[BEGIN PROVIDED RECORDS]
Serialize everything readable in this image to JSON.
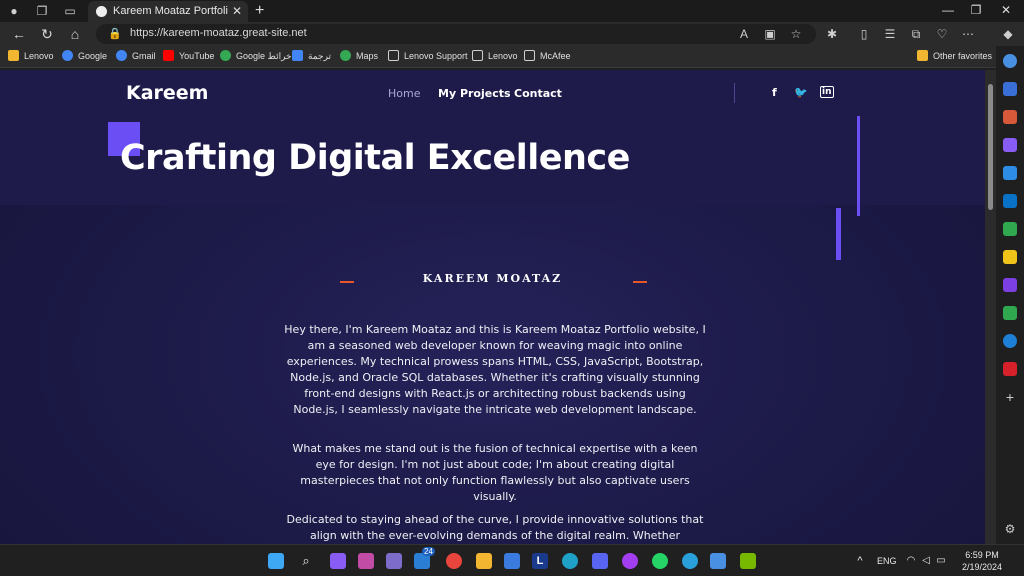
{
  "browser": {
    "tab_title": "Kareem Moataz Portfolio: Crafting",
    "url": "https://kareem-moataz.great-site.net",
    "favorites": [
      {
        "label": "Lenovo",
        "icon": "folder-icon",
        "color": "#f2b631"
      },
      {
        "label": "Google",
        "icon": "google-icon",
        "color": "#4285f4"
      },
      {
        "label": "Gmail",
        "icon": "google-icon",
        "color": "#4285f4"
      },
      {
        "label": "YouTube",
        "icon": "youtube-icon",
        "color": "#ff0000"
      },
      {
        "label": "Google خرائط",
        "icon": "maps-icon",
        "color": "#34a853"
      },
      {
        "label": "ترجمة",
        "icon": "translate-icon",
        "color": "#4285f4"
      },
      {
        "label": "Maps",
        "icon": "maps-icon",
        "color": "#34a853"
      },
      {
        "label": "Lenovo Support",
        "icon": "page-icon",
        "color": "#cfcfcf"
      },
      {
        "label": "Lenovo",
        "icon": "page-icon",
        "color": "#cfcfcf"
      },
      {
        "label": "McAfee",
        "icon": "page-icon",
        "color": "#cfcfcf"
      }
    ],
    "other_favorites": "Other favorites"
  },
  "site": {
    "brand": "Kareem",
    "nav": {
      "home": "Home",
      "projects": "My Projects",
      "contact": "Contact"
    },
    "social": {
      "facebook": "f",
      "twitter": "🐦",
      "linkedin": "in"
    },
    "headline": "Crafting Digital Excellence",
    "name": "KAREEM MOATAZ",
    "paragraphs": [
      "Hey there, I'm Kareem Moataz and this is Kareem Moataz Portfolio website, I am a seasoned web developer known for weaving magic into online experiences. My technical prowess spans HTML, CSS, JavaScript, Bootstrap, Node.js, and Oracle SQL databases. Whether it's crafting visually stunning front-end designs with React.js or architecting robust backends using Node.js, I seamlessly navigate the intricate web development landscape.",
      "What makes me stand out is the fusion of technical expertise with a keen eye for design. I'm not just about code; I'm about creating digital masterpieces that not only function flawlessly but also captivate users visually.",
      "Dedicated to staying ahead of the curve, I provide innovative solutions that align with the ever-evolving demands of the digital realm. Whether leveraging Bootstrap for responsive"
    ],
    "colors": {
      "accent": "#6c4ef5",
      "dash": "#e8562a",
      "background": "#1c1a47"
    }
  },
  "taskbar": {
    "language": "ENG",
    "time": "6:59 PM",
    "date": "2/19/2024",
    "badge": "24"
  }
}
[END PROVIDED RECORDS]
▶ _EXERCISE OBJECTIVE_: List every line from the entries above in which "technical" appears.

▶ _FULL OUTPUT_:
      "Hey there, I'm Kareem Moataz and this is Kareem Moataz Portfolio website, I am a seasoned web developer known for weaving magic into online experiences. My technical prowess spans HTML, CSS, JavaScript, Bootstrap, Node.js, and Oracle SQL databases. Whether it's crafting visually stunning front-end designs with React.js or architecting robust backends using Node.js, I seamlessly navigate the intricate web development landscape.",
      "What makes me stand out is the fusion of technical expertise with a keen eye for design. I'm not just about code; I'm about creating digital masterpieces that not only function flawlessly but also captivate users visually.",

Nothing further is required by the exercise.